* Document text
★ ★ ★ ★ ★
In [1]:
import re
import torch
from tqdm import tqdm_notebook

import pandas as pd
import numpy as np
import tensorflow as tf

from keras.preprocessing.text import Tokenizer

from tensorflow.keras import regularizers, initializers, optimizers, callbacks
from tensorflow.keras.preprocessing.sequence import pad_sequences
from tensorflow.keras.preprocessing.text import Tokenizer
from keras.utils.np_utils import to_categorical
from tensorflow.keras.layers import *
from tensorflow.keras.models import Model

MAX_NB_WORDS = 20000    # max no. of words for tokenizer
MAX_SEQUENCE_LENGTH = 128 # max length of each entry (sentence), including padding
VALIDATION_SPLIT = 0.2   # data for validation (not used in training)
EMBEDDING_DIM = 50      # embedding dimensions for word vectors (word2vec/GloVe)
EMBEDDING_DIM_100 = 100      # embedding dimensions for word vectors (word2vec/GloVe)
EMBEDDING_DIM_200 = 200      # embedding dimensions for word vectors (word2vec/GloVe)
EMBEDDING_DIM_300 = 300      # embedding dimensions for word vectors (word2vec/GloVe)


GLOVE_DIR = "glove/glove.6B."+str(EMBEDDING_DIM)+"d.txt"
GLOVE_DIR_100 = "glove/glove.6B."+str(EMBEDDING_DIM_100)+"d.txt"
GLOVE_DIR_200 = "glove/glove.6B."+str(EMBEDDING_DIM_200)+"d.txt"
GLOVE_DIR_300 = "glove/glove.6B."+str(EMBEDDING_DIM_300)+"d.txt"

Using TensorFlow backend.


In [2]:
device = torch.device("cuda" if torch.cuda.is_available() else "cpu")
n_gpu = torch.cuda.device_count()
torch.cuda.get_device_name(0)

'GeForce GTX 1080 Ti'

In [4]:
df = pd.read_csv('data/sarcasm_v2.csv')
df.head()

Unnamed: 0,Corpus,Label,ID,Quote Text,Response Text
0,GEN,sarc,GEN_sarc_0000,"First off, That's grade A USDA approved Libera...",Therefore you accept that the Republican party...
1,GEN,sarc,GEN_sarc_0001,watch it. Now you're using my lines. Poet has ...,More chattering from the peanut gallery? Haven...
2,GEN,sarc,GEN_sarc_0002,Because it will encourage teens to engage in r...,"Yep, suppressing natural behavior is always th..."
★ ★ ★ ★ ★
* Data

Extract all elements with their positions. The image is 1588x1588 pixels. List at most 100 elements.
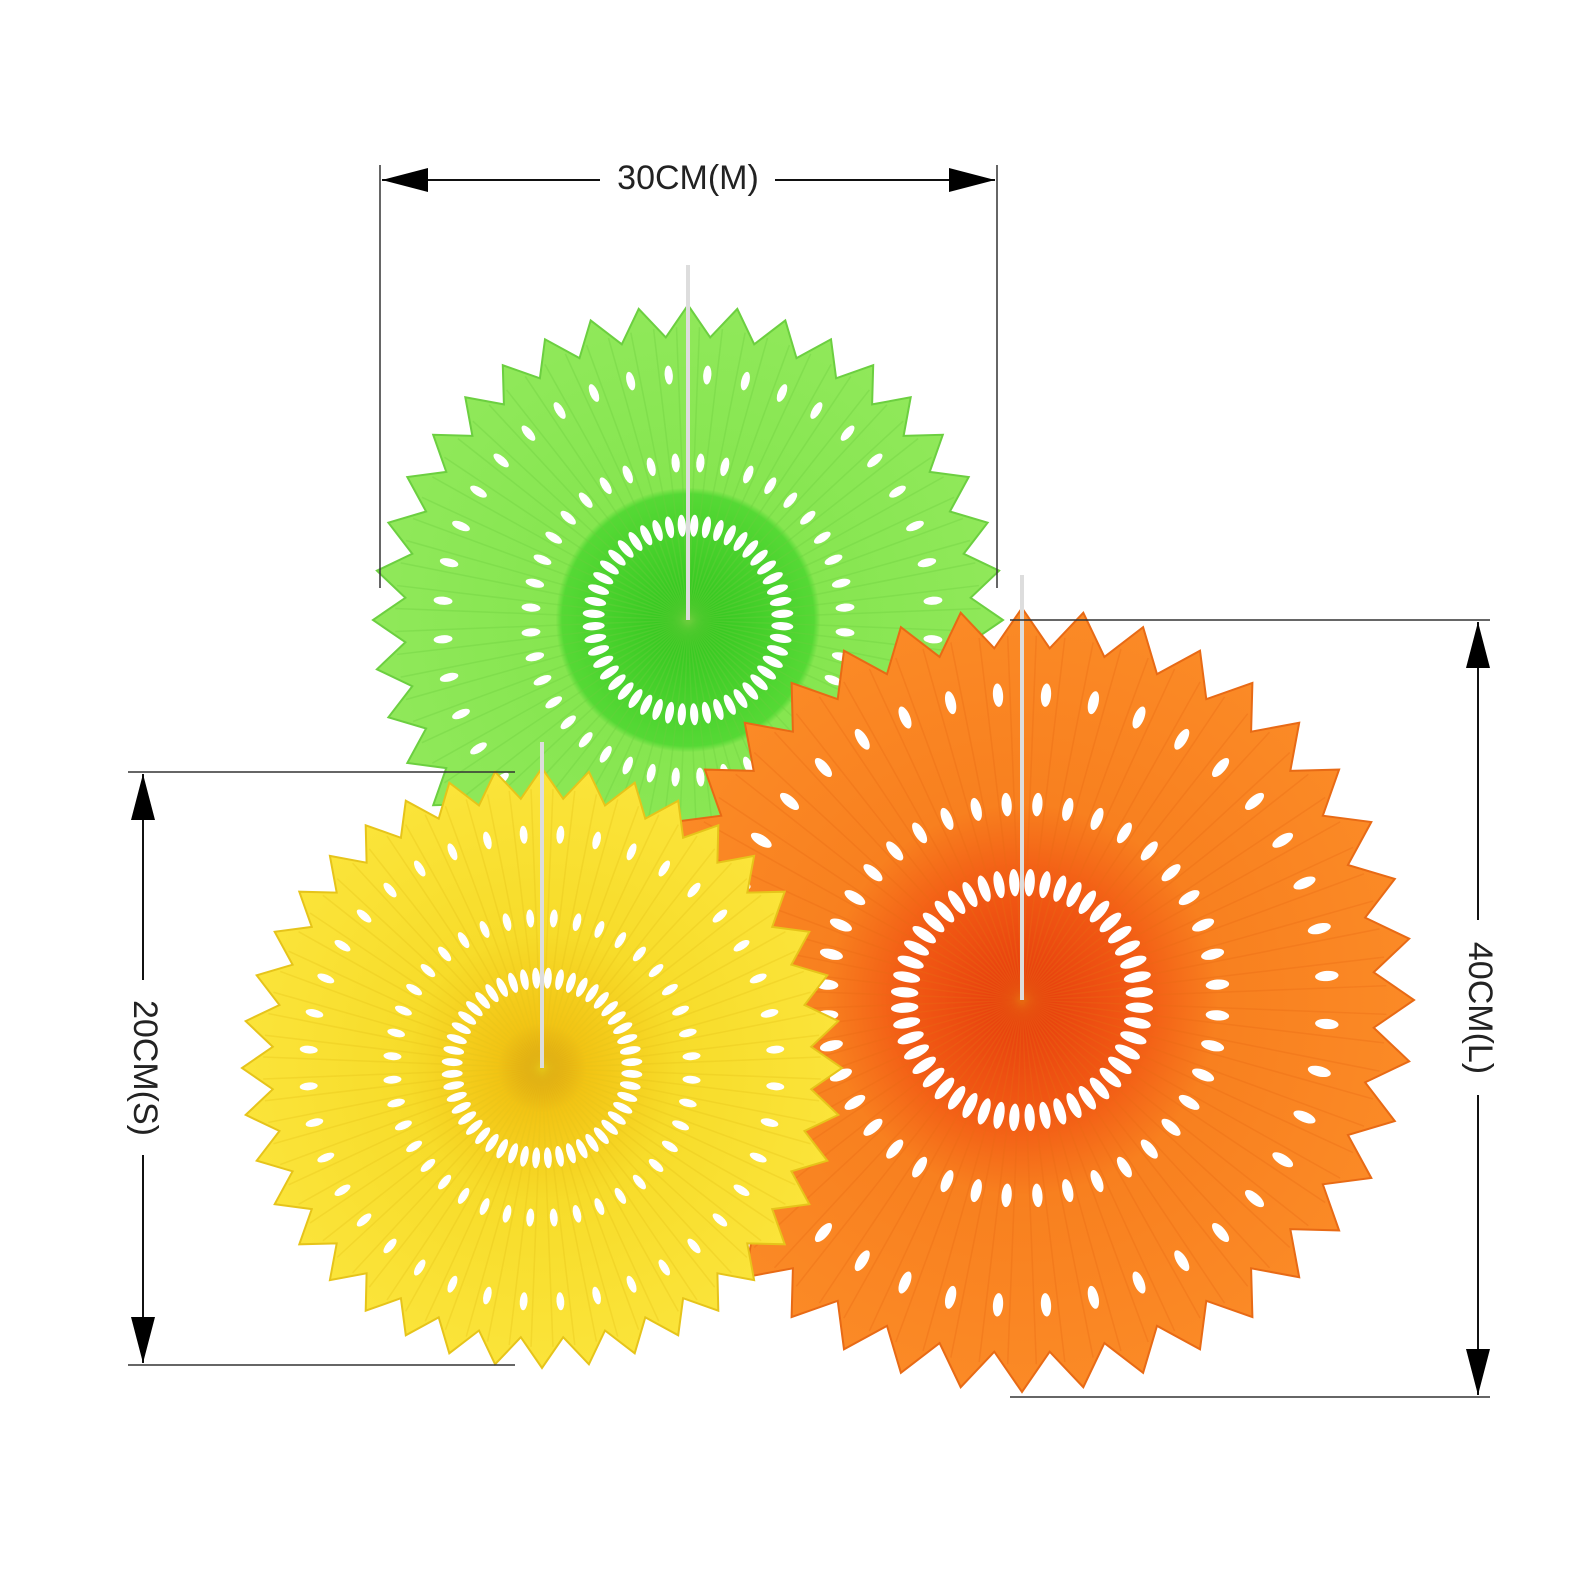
fan-hole xyxy=(923,596,943,605)
pleat xyxy=(541,1012,816,1069)
pleat xyxy=(541,814,660,1069)
fan-hole xyxy=(750,832,772,848)
arrow xyxy=(949,168,995,192)
fan-hole xyxy=(632,946,646,962)
fan-hole xyxy=(640,694,653,715)
fan-hole xyxy=(356,1213,372,1227)
fan-hole xyxy=(764,477,777,495)
pleat xyxy=(541,1067,716,1288)
fan-hole xyxy=(944,1285,957,1309)
pleat xyxy=(1021,637,1066,1001)
fan-hole xyxy=(521,603,541,612)
fan-hole xyxy=(578,732,593,748)
pleat xyxy=(268,1012,543,1069)
pleat xyxy=(541,950,796,1069)
pleat xyxy=(309,912,543,1069)
fan-hole xyxy=(1201,948,1225,960)
fan-hole xyxy=(648,1158,664,1172)
pleat xyxy=(687,438,919,621)
pleat xyxy=(444,805,543,1069)
fan-hole xyxy=(622,465,633,484)
pleat xyxy=(541,824,679,1069)
pleat xyxy=(687,496,955,621)
fan-hole xyxy=(661,1140,678,1153)
fan-hole xyxy=(740,371,750,391)
pleat xyxy=(1021,635,1038,1001)
pleat xyxy=(1021,999,1094,1358)
fan-hole xyxy=(305,1009,324,1018)
pleat xyxy=(541,1067,775,1224)
fan-hole xyxy=(1140,1139,1158,1159)
fan-hole xyxy=(299,1082,318,1091)
fan-hole xyxy=(1116,1156,1132,1178)
pleat xyxy=(868,668,1023,1001)
fan-hole xyxy=(533,675,552,686)
fan-hole xyxy=(1078,890,1097,914)
pleat xyxy=(687,539,971,621)
fan-hole xyxy=(1062,797,1074,821)
fan-hole xyxy=(594,920,605,938)
pleat xyxy=(368,1067,543,1288)
fan-hole xyxy=(502,1205,512,1223)
pleat xyxy=(630,332,689,621)
fan-hole xyxy=(863,864,883,882)
fan-hole xyxy=(585,984,599,1003)
fan-hole xyxy=(665,516,675,539)
fan-hole xyxy=(671,453,680,473)
fan-hole xyxy=(863,1118,883,1136)
fan-hole xyxy=(599,560,619,575)
fan-hole xyxy=(687,1238,701,1254)
fan-hole xyxy=(299,1045,318,1054)
pleat xyxy=(1021,642,1094,1001)
pleat xyxy=(541,1067,796,1186)
fan-hole xyxy=(519,1292,528,1311)
fan-hole xyxy=(508,972,519,993)
fan-hole xyxy=(766,645,789,656)
pleat xyxy=(1021,999,1385,1044)
pleat xyxy=(1006,999,1023,1365)
fan-hole xyxy=(712,1213,728,1227)
pleat xyxy=(818,696,1023,1001)
fan-hole xyxy=(592,831,601,850)
pleat xyxy=(1021,900,1374,1001)
fan-hole xyxy=(679,1028,697,1038)
fan-hole xyxy=(555,1145,564,1167)
fan-hole xyxy=(520,969,529,991)
fan-hole xyxy=(1293,1110,1316,1124)
fan-hole xyxy=(677,703,686,726)
fan-hole xyxy=(897,1031,924,1045)
fan-hole xyxy=(682,1052,701,1061)
pleat xyxy=(1021,731,1271,1001)
fan-hole xyxy=(769,633,792,643)
pleat xyxy=(1021,999,1326,1204)
fan-hole xyxy=(993,871,1005,899)
pleat xyxy=(1021,796,1326,1001)
fan-hole xyxy=(479,920,490,938)
fan-hole xyxy=(387,1028,405,1038)
fan-hole xyxy=(626,371,636,391)
pleat xyxy=(368,848,543,1069)
fan-hole xyxy=(485,984,499,1003)
fan-hole xyxy=(608,674,626,691)
fan-hole xyxy=(549,909,558,928)
fan-hole xyxy=(854,728,870,750)
fan-hole xyxy=(585,1133,599,1152)
pleat xyxy=(541,1067,732,1274)
fan-hole xyxy=(677,514,686,537)
pleat xyxy=(1021,846,1354,1001)
fan-hole xyxy=(394,1120,412,1131)
fan-hole xyxy=(452,520,470,532)
fan-hole xyxy=(420,964,436,978)
fan-hole xyxy=(617,540,634,558)
pleat xyxy=(263,1056,543,1069)
pleat xyxy=(530,1067,543,1347)
fan-hole xyxy=(466,1119,483,1135)
fan-hole xyxy=(617,1034,638,1045)
pleat xyxy=(753,751,1023,1001)
fan-hole xyxy=(1125,987,1154,998)
fan-hole xyxy=(690,514,699,537)
pleat xyxy=(541,862,732,1069)
pleat xyxy=(687,476,944,621)
pleat xyxy=(541,805,640,1069)
pleat xyxy=(687,619,981,633)
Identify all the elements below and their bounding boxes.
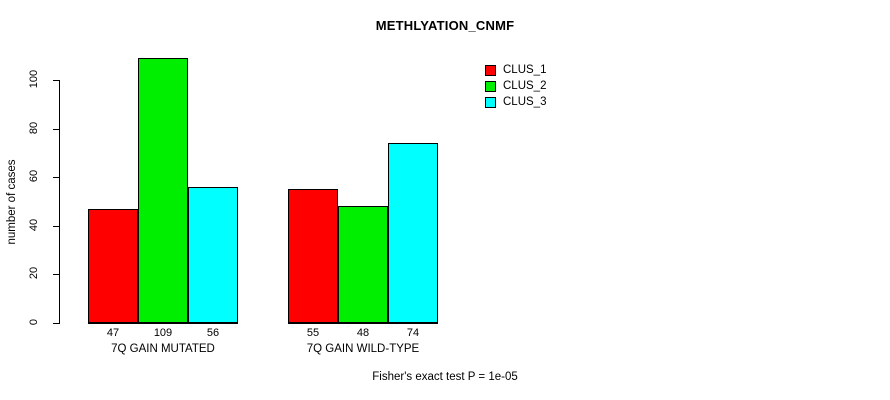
chart-title: METHLYATION_CNMF: [375, 18, 515, 33]
y-axis-tick-label: 40: [28, 218, 40, 231]
bar-clus_3-2: [388, 143, 438, 323]
bar-clus_1-1: [88, 208, 138, 323]
bar-value-label: 109: [153, 327, 173, 339]
legend-item-label: CLUS_3: [503, 95, 547, 108]
bar-clus_2-2: [338, 206, 388, 323]
y-axis-tick: [53, 225, 59, 227]
x-axis-group-label: 7Q GAIN MUTATED: [111, 343, 215, 355]
y-axis-title: number of cases: [6, 159, 18, 245]
y-axis-tick: [53, 80, 59, 81]
legend-item-label: CLUS_2: [503, 79, 547, 92]
bar-clus_3-1: [188, 186, 238, 323]
bar-value-label: 56: [206, 327, 220, 339]
y-axis-tick-label: 20: [28, 267, 40, 280]
chart-legend: CLUS_1 CLUS_2 CLUS_3: [485, 62, 546, 110]
statistical-test-annotation: Fisher's exact test P = 1e-05: [372, 371, 518, 383]
y-axis-tick-label: 100: [28, 69, 40, 89]
x-axis-baseline: [288, 323, 438, 324]
bar-value-label: 74: [406, 327, 420, 339]
bar-value-label: 48: [356, 327, 370, 339]
y-axis-line: [59, 80, 60, 324]
y-axis-tick: [53, 128, 59, 130]
y-axis-tick-label: 60: [28, 170, 40, 183]
y-axis-tick-label: 80: [28, 121, 40, 134]
x-axis-baseline: [88, 323, 238, 324]
legend-item: CLUS_3: [485, 94, 546, 110]
y-axis-tick: [53, 323, 59, 324]
bar-clus_1-2: [288, 189, 338, 323]
legend-color-swatch: [485, 96, 496, 108]
y-axis-tick: [53, 177, 59, 179]
y-axis-tick: [53, 274, 59, 276]
bar-clus_2-1: [138, 58, 188, 323]
bar-value-label: 55: [306, 327, 320, 339]
bar-value-label: 47: [106, 327, 120, 339]
legend-item: CLUS_2: [485, 78, 546, 94]
x-axis-group-label: 7Q GAIN WILD-TYPE: [306, 343, 420, 355]
legend-color-swatch: [485, 64, 496, 76]
y-axis-tick-label: 0: [28, 318, 40, 326]
legend-item: CLUS_1: [485, 62, 546, 78]
legend-item-label: CLUS_1: [503, 63, 547, 76]
legend-color-swatch: [485, 80, 496, 92]
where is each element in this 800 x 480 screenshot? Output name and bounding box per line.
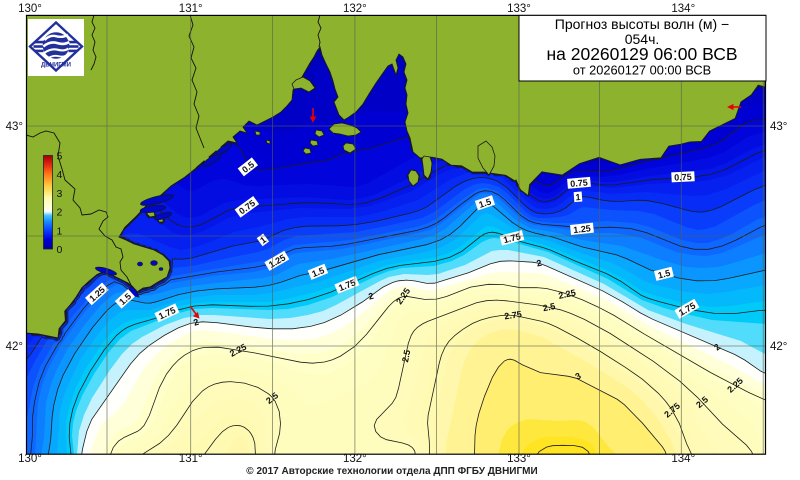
svg-text:2.5: 2.5 bbox=[400, 349, 412, 363]
svg-text:42°: 42° bbox=[6, 341, 23, 353]
svg-text:2.75: 2.75 bbox=[504, 309, 523, 321]
svg-text:0: 0 bbox=[57, 244, 63, 256]
svg-text:130°: 130° bbox=[18, 3, 42, 15]
svg-text:0.75: 0.75 bbox=[570, 177, 588, 188]
svg-text:43°: 43° bbox=[6, 121, 23, 133]
svg-text:на 20260129 06:00 ВСВ: на 20260129 06:00 ВСВ bbox=[546, 44, 737, 64]
svg-text:130°: 130° bbox=[18, 453, 42, 465]
svg-text:1: 1 bbox=[575, 192, 581, 202]
svg-text:4: 4 bbox=[57, 169, 63, 181]
svg-text:1.5: 1.5 bbox=[657, 268, 672, 281]
svg-text:1: 1 bbox=[258, 235, 268, 246]
svg-text:2.25: 2.25 bbox=[557, 287, 576, 300]
svg-text:2: 2 bbox=[192, 317, 200, 328]
svg-text:2: 2 bbox=[712, 342, 722, 353]
svg-text:1.5: 1.5 bbox=[478, 197, 493, 210]
svg-text:43°: 43° bbox=[770, 121, 787, 133]
svg-text:© 2017 Авторские технологии от: © 2017 Авторские технологии отдела ДПП Ф… bbox=[246, 466, 537, 477]
svg-text:054ч.: 054ч. bbox=[625, 31, 660, 47]
svg-text:131°: 131° bbox=[179, 3, 203, 15]
svg-text:132°: 132° bbox=[343, 3, 367, 15]
svg-text:от 20260127 00:00 ВСВ: от 20260127 00:00 ВСВ bbox=[573, 63, 711, 78]
svg-text:131°: 131° bbox=[179, 453, 203, 465]
svg-text:42°: 42° bbox=[770, 341, 787, 353]
svg-text:132°: 132° bbox=[343, 453, 367, 465]
svg-text:0.75: 0.75 bbox=[674, 172, 692, 183]
svg-text:2: 2 bbox=[536, 258, 543, 269]
svg-text:1.25: 1.25 bbox=[573, 223, 591, 235]
svg-text:134°: 134° bbox=[671, 453, 695, 465]
svg-text:5: 5 bbox=[57, 151, 63, 163]
svg-text:3: 3 bbox=[57, 188, 63, 200]
svg-text:133°: 133° bbox=[507, 453, 531, 465]
svg-text:ДВНИГМИ: ДВНИГМИ bbox=[41, 63, 71, 69]
svg-text:134°: 134° bbox=[671, 3, 695, 15]
svg-text:2: 2 bbox=[367, 291, 374, 302]
svg-text:3: 3 bbox=[574, 371, 583, 382]
svg-text:2.5: 2.5 bbox=[542, 301, 556, 313]
svg-text:Прогноз высоты волн (м) −: Прогноз высоты волн (м) − bbox=[555, 16, 729, 32]
svg-text:1.5: 1.5 bbox=[310, 265, 325, 279]
svg-text:133°: 133° bbox=[507, 3, 531, 15]
svg-text:2: 2 bbox=[57, 207, 63, 219]
svg-text:1.75: 1.75 bbox=[502, 231, 521, 245]
svg-text:1: 1 bbox=[57, 225, 63, 237]
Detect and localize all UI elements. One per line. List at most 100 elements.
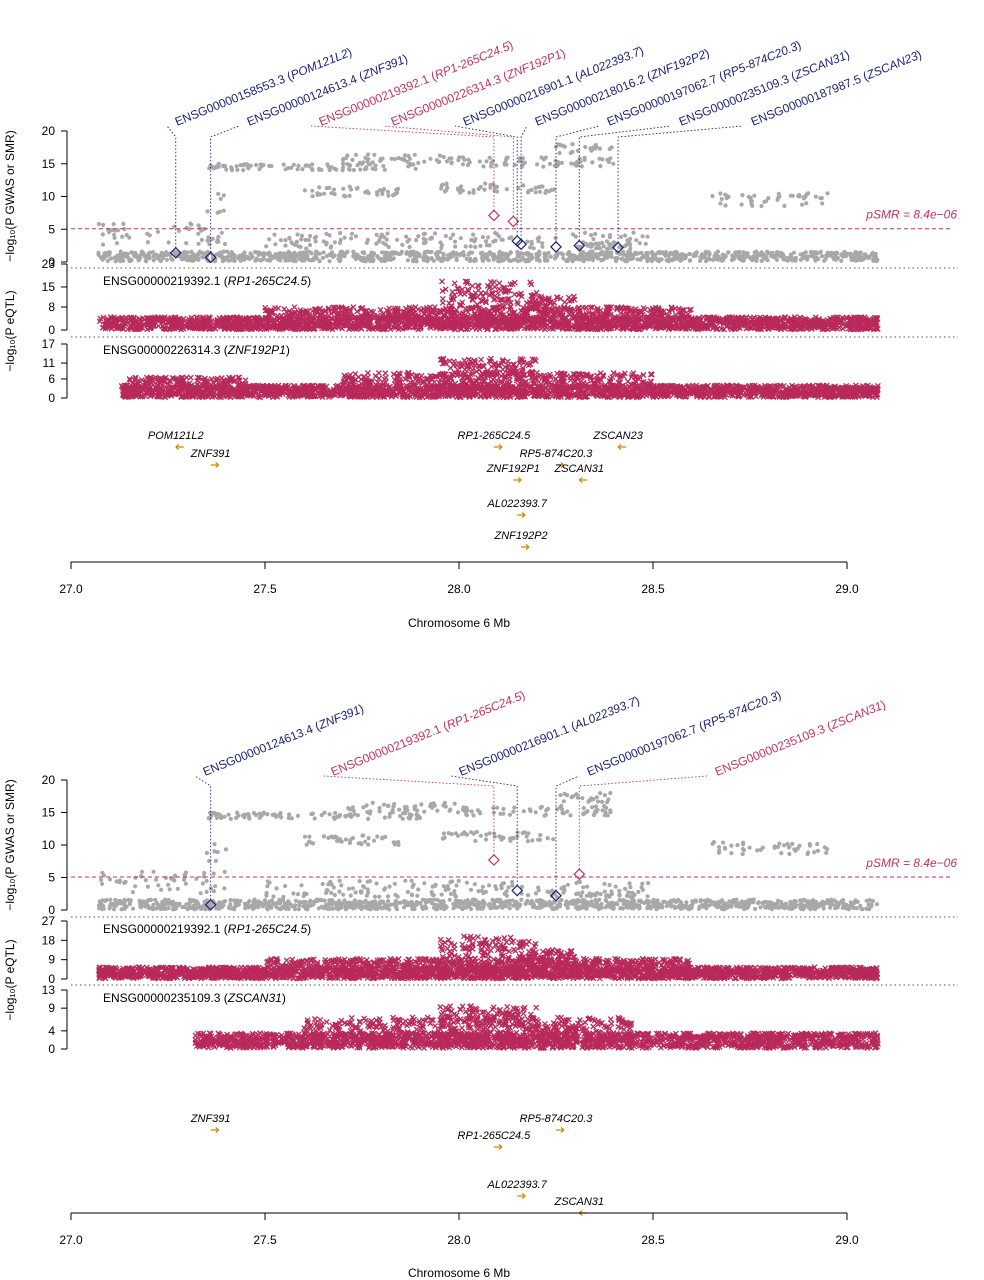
gwas-point (722, 255, 728, 260)
gwas-point (617, 245, 622, 250)
gwas-point (729, 257, 735, 263)
smr-callout-leader (578, 125, 672, 241)
smr-callout-leader (555, 125, 600, 242)
gwas-point (687, 251, 693, 256)
gwas-point (224, 255, 229, 260)
gwas-point (222, 242, 228, 247)
gwas-point (488, 182, 493, 187)
gwas-point (329, 191, 334, 196)
gwas-point (112, 235, 117, 240)
smr-diamond-marker (169, 246, 182, 259)
gwas-point (107, 230, 112, 235)
gwas-point (363, 190, 368, 195)
gwas-point (493, 238, 498, 243)
callout-paren: ) (345, 45, 354, 59)
gwas-point (122, 227, 127, 232)
gwas-point (429, 256, 434, 261)
gwas-point (330, 254, 336, 259)
gwas-point (581, 250, 586, 255)
gwas-point (272, 232, 277, 237)
gwas-point (347, 184, 352, 189)
gwas-point (385, 189, 391, 194)
gwas-point (334, 167, 339, 172)
gwas-point (496, 253, 501, 259)
gwas-point (618, 234, 624, 239)
gwas-point (509, 258, 514, 263)
gwas-point (125, 255, 131, 260)
callout-gene: ZSCAN23 (864, 49, 921, 83)
gwas-point (422, 251, 427, 256)
gwas-point (473, 236, 478, 242)
gwas-point (467, 259, 473, 264)
gwas-point (310, 194, 315, 199)
gwas-point (541, 164, 546, 169)
gwas-point (200, 250, 205, 255)
gwas-point (600, 233, 606, 239)
gwas-point (489, 164, 494, 169)
gwas-point (225, 249, 230, 254)
gwas-point (570, 259, 575, 264)
gwas-point (637, 241, 642, 246)
gwas-point (199, 237, 204, 242)
gwas-point (458, 190, 463, 195)
gwas-point (753, 257, 759, 262)
gwas-point (624, 242, 629, 247)
gwas-point (643, 241, 648, 246)
gwas-point (487, 155, 492, 160)
gwas-point (304, 246, 309, 251)
gwas-point (490, 252, 495, 257)
gwas-point (780, 254, 785, 259)
eqtl-paren: ) (307, 274, 311, 288)
gwas-point (232, 254, 237, 259)
gwas-point (875, 257, 880, 263)
gwas-point (678, 258, 683, 263)
callout-paren: ) (401, 51, 410, 65)
gwas-point (582, 230, 588, 235)
gwas-point (649, 249, 655, 255)
gwas-point (525, 239, 530, 244)
gwas-point (416, 234, 421, 239)
gwas-point (129, 250, 134, 255)
gwas-y-tick-label: 15 (42, 157, 56, 171)
gwas-point (465, 163, 471, 168)
eqtl-probe-id: ENSG00000219392.1 (103, 274, 221, 288)
gwas-point (454, 257, 459, 263)
gwas-point (520, 156, 526, 161)
gwas-point (219, 230, 224, 235)
gwas-y-axis-label: −log₁₀(P GWAS or SMR) (3, 130, 17, 261)
gwas-point (374, 241, 379, 246)
gwas-point (699, 252, 705, 257)
gwas-point (483, 239, 489, 244)
gwas-point (775, 197, 780, 202)
gwas-point (774, 257, 780, 262)
gwas-point (298, 244, 303, 250)
gwas-point (222, 163, 227, 168)
smr-diamond-marker (515, 238, 528, 251)
gwas-point (609, 145, 614, 150)
gwas-point (623, 259, 628, 264)
gwas-point (609, 254, 614, 259)
smr-callout-leader (454, 125, 518, 237)
gwas-point (565, 251, 570, 256)
gwas-point (547, 161, 553, 166)
gwas-point (287, 256, 292, 261)
gwas-point (412, 152, 417, 157)
gwas-point (164, 257, 169, 262)
gwas-point (343, 194, 348, 199)
gwas-point (226, 258, 231, 263)
gwas-point (151, 258, 156, 263)
eqtl-panel-title: ENSG00000219392.1 (RP1-265C24.5) (103, 274, 311, 288)
gwas-point (582, 157, 587, 163)
gwas-point (264, 244, 269, 249)
gwas-point (124, 232, 129, 238)
gwas-point (494, 163, 499, 168)
smr-callouts: ENSG00000158553.3 (POM121L2)ENSG00000124… (166, 38, 924, 253)
gwas-point (308, 233, 313, 239)
smr-callout-leader (520, 125, 528, 240)
gwas-point (718, 201, 723, 206)
gwas-point (343, 251, 349, 256)
gwas-point (440, 258, 445, 263)
gwas-point (712, 254, 717, 259)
★ ★ ★ ★ ★
* Work instructions
1. In the sarcasm notebook, what maximum sequence length is set for each entry?
2. Carry the sarcasm notebook forward from the point where it stops.

* Answers for the exercise
1. 128, including padding.

2.
3,GEN,sarc,GEN_sarc_0003,Obviously you missed the point. So sorry the t...,"I guess we all missed your point Justine, what..."
4,GEN,sarc,GEN_sarc_0004,This is pure paranoia. What evidence do you ha...,"Evidence, I dont need no sticking evidence. Th..."


In [7]:
# Cleaning up dataframe columns
df = df.rename(columns = {'Quote Text': 'context', 'Response Text': 'response', 'Label': 'label'})
df['label'] = df['label'].map({'sarc': 1, 'notsarc': 0})
df.head()

Unnamed: 0,Corpus,label,ID,context,response
0,GEN,1,GEN_sarc_0000,"First off, That's grade A USDA approved Libera...",Therefore you accept that the Republican party...
1,GEN,1,GEN_sarc_0001,watch it. Now you're using my lines. Poet has ...,More chattering from the peanut gallery? Haven...
2,GEN,1,GEN_sarc_0002,Because it will encourage teens to engage in r...,"Yep, suppressing natural behavior is always th..."
3,GEN,1,GEN_sarc_0003,Obviously you missed the point. So sorry the t...,"I guess we all missed your point Justine, what..."
4,GEN,1,GEN_sarc_0004,This is pure paranoia. What evidence do you ha...,"Evidence, I dont need no sticking evidence. Th..."


In [8]:
df = df.reindex(np.random.permutation(df.index))

In [9]:
# Cleaning text
def clean_text(text):
    output = ""
    text = str(text).replace("\n", "")
    text = re.sub(r'[^\w\s]','',text).lower()
    return text

In [10]:
df.loc[:,'clean_context'] = df['context'].apply(clean_text)
df.loc[:,'clean_response'] = df['response'].apply(clean_text)

#### Label Values

In [12]:
labels = df['label'].values

## Tokenizing 

#### Context Dataframe Pre-Processing

In [13]:
# Isolating the columns of interest
context = df[['clean_context', 'label']]

#Tokenizing
tknzr = Tokenizer(num_words=MAX_NB_WORDS)
tknzr.fit_on_texts(context['clean_context'])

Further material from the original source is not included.